RECORDED INFORMATION ▸
__________

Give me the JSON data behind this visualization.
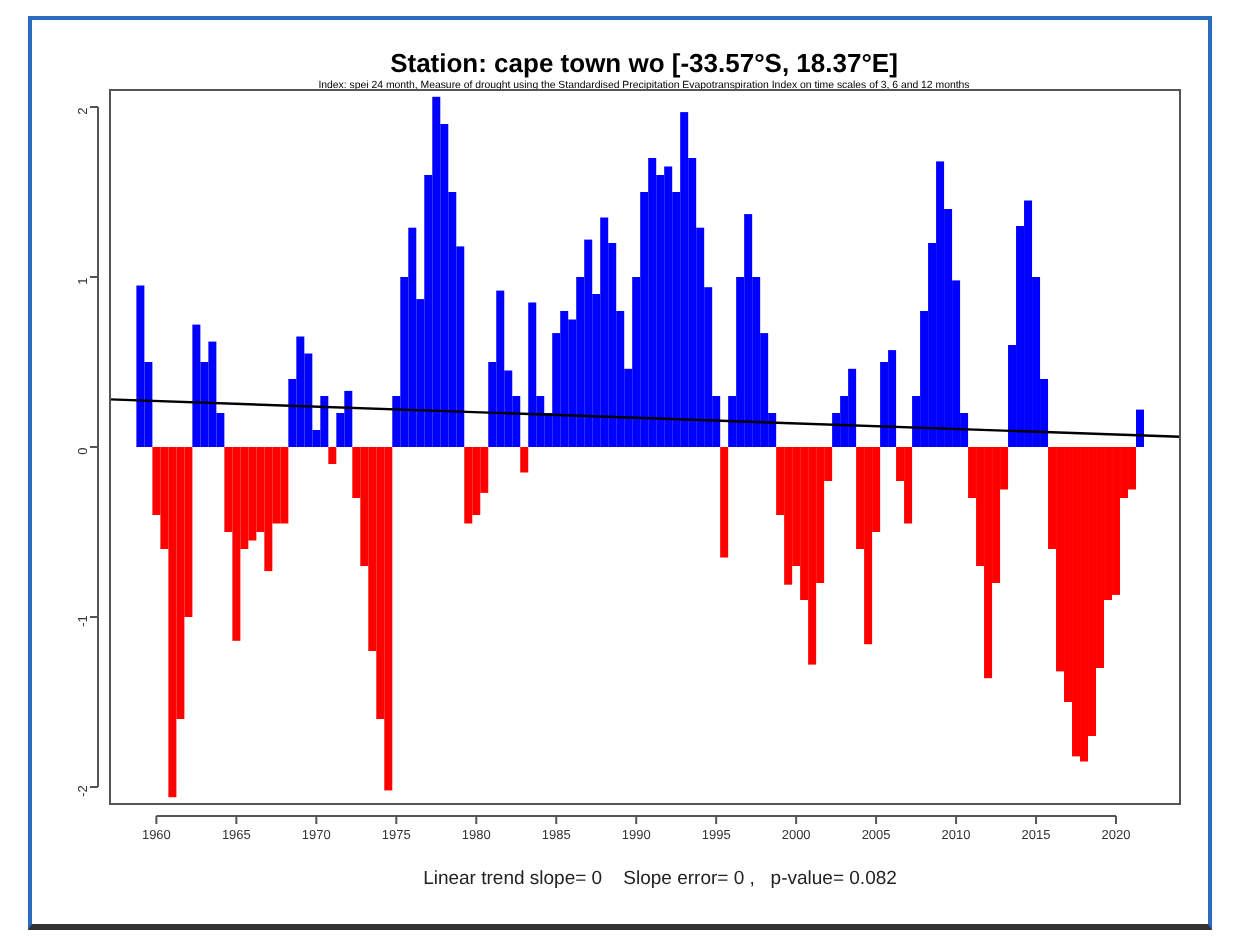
{
  "chart_data": {
    "type": "bar",
    "title": "Station: cape town wo [-33.57°S, 18.37°E]",
    "subtitle": "Index: spei 24 month, Measure of drought using the Standardised Precipitation Evapotranspiration Index on time scales of 3, 6 and 12 months",
    "annotations": [
      "Linear trend slope= 0    Slope error= 0 ,   p-value= 0.082"
    ],
    "xlim": [
      1957.1,
      2024
    ],
    "xticks": [
      1960,
      1965,
      1970,
      1975,
      1980,
      1985,
      1990,
      1995,
      2000,
      2005,
      2010,
      2015,
      2020
    ],
    "ylim": [
      -2.1,
      2.1
    ],
    "yticks": [
      2,
      1,
      0,
      -1,
      -2
    ],
    "grid": false,
    "series": [
      {
        "color": "#0000ff",
        "x": [
          1959,
          1959.5,
          1962.5,
          1963,
          1963.5,
          1964,
          1968.5,
          1969,
          1969.5,
          1970,
          1970.5,
          1971.5,
          1972,
          1975,
          1975.5,
          1976,
          1976.5,
          1977,
          1977.5,
          1978,
          1978.5,
          1979,
          1981,
          1981.5,
          1982,
          1982.5,
          1983.5,
          1984,
          1984.5,
          1985,
          1985.5,
          1986,
          1986.5,
          1987,
          1987.5,
          1988,
          1988.5,
          1989,
          1989.5,
          1990,
          1990.5,
          1991,
          1991.5,
          1992,
          1992.5,
          1993,
          1993.5,
          1994,
          1994.5,
          1995,
          1996,
          1996.5,
          1997,
          1997.5,
          1998,
          1998.5,
          2002.5,
          2003,
          2003.5,
          2005.5,
          2006,
          2007.5,
          2008,
          2008.5,
          2009,
          2009.5,
          2010,
          2010.5,
          2013.5,
          2014,
          2014.5,
          2015,
          2015.5,
          2021.5
        ],
        "values": [
          0.95,
          0.5,
          0.72,
          0.5,
          0.62,
          0.2,
          0.4,
          0.65,
          0.55,
          0.1,
          0.3,
          0.2,
          0.33,
          0.3,
          1.0,
          1.29,
          0.87,
          1.6,
          2.06,
          1.9,
          1.5,
          1.18,
          0.5,
          0.92,
          0.45,
          0.3,
          0.85,
          0.3,
          0.2,
          0.67,
          0.8,
          0.75,
          1.0,
          1.22,
          0.9,
          1.35,
          1.2,
          0.8,
          0.46,
          1.0,
          1.5,
          1.7,
          1.6,
          1.65,
          1.5,
          1.97,
          1.7,
          1.29,
          0.94,
          0.3,
          0.3,
          1.0,
          1.37,
          1.0,
          0.67,
          0.2,
          0.2,
          0.3,
          0.46,
          0.5,
          0.57,
          0.3,
          0.8,
          1.2,
          1.68,
          1.4,
          0.98,
          0.2,
          0.6,
          1.3,
          1.45,
          1.0,
          0.4,
          0.22
        ]
      },
      {
        "color": "#ff0000",
        "x": [
          1960,
          1960.5,
          1961,
          1961.5,
          1962,
          1964.5,
          1965,
          1965.5,
          1966,
          1966.5,
          1967,
          1967.5,
          1968,
          1971,
          1972.5,
          1973,
          1973.5,
          1974,
          1974.5,
          1979.5,
          1980,
          1980.5,
          1983,
          1995.5,
          1999,
          1999.5,
          2000,
          2000.5,
          2001,
          2001.5,
          2002,
          2004,
          2004.5,
          2005,
          2006.5,
          2007,
          2011,
          2011.5,
          2012,
          2012.5,
          2013,
          2016,
          2016.5,
          2017,
          2017.5,
          2018,
          2018.5,
          2019,
          2019.5,
          2020,
          2020.5,
          2021
        ],
        "values": [
          -0.4,
          -0.6,
          -2.06,
          -1.6,
          -1.0,
          -0.5,
          -1.14,
          -0.6,
          -0.55,
          -0.5,
          -0.73,
          -0.45,
          -0.45,
          -0.1,
          -0.3,
          -0.7,
          -1.2,
          -1.6,
          -2.02,
          -0.45,
          -0.4,
          -0.27,
          -0.15,
          -0.65,
          -0.4,
          -0.81,
          -0.7,
          -0.9,
          -1.28,
          -0.8,
          -0.2,
          -0.6,
          -1.16,
          -0.5,
          -0.2,
          -0.45,
          -0.3,
          -0.7,
          -1.36,
          -0.8,
          -0.25,
          -0.6,
          -1.32,
          -1.5,
          -1.82,
          -1.85,
          -1.7,
          -1.3,
          -0.9,
          -0.87,
          -0.3,
          -0.25
        ]
      },
      {
        "type": "line",
        "color": "#000000",
        "x": [
          1957.1,
          2024
        ],
        "values": [
          0.28,
          0.06
        ]
      }
    ]
  }
}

__________

EXERCISE DESCRIPTION ▸
Review the preceding data and report every line that includes the string "color".

TASK ANSWER ▸
        "color": "#0000ff",
        "color": "#ff0000",
        "color": "#000000",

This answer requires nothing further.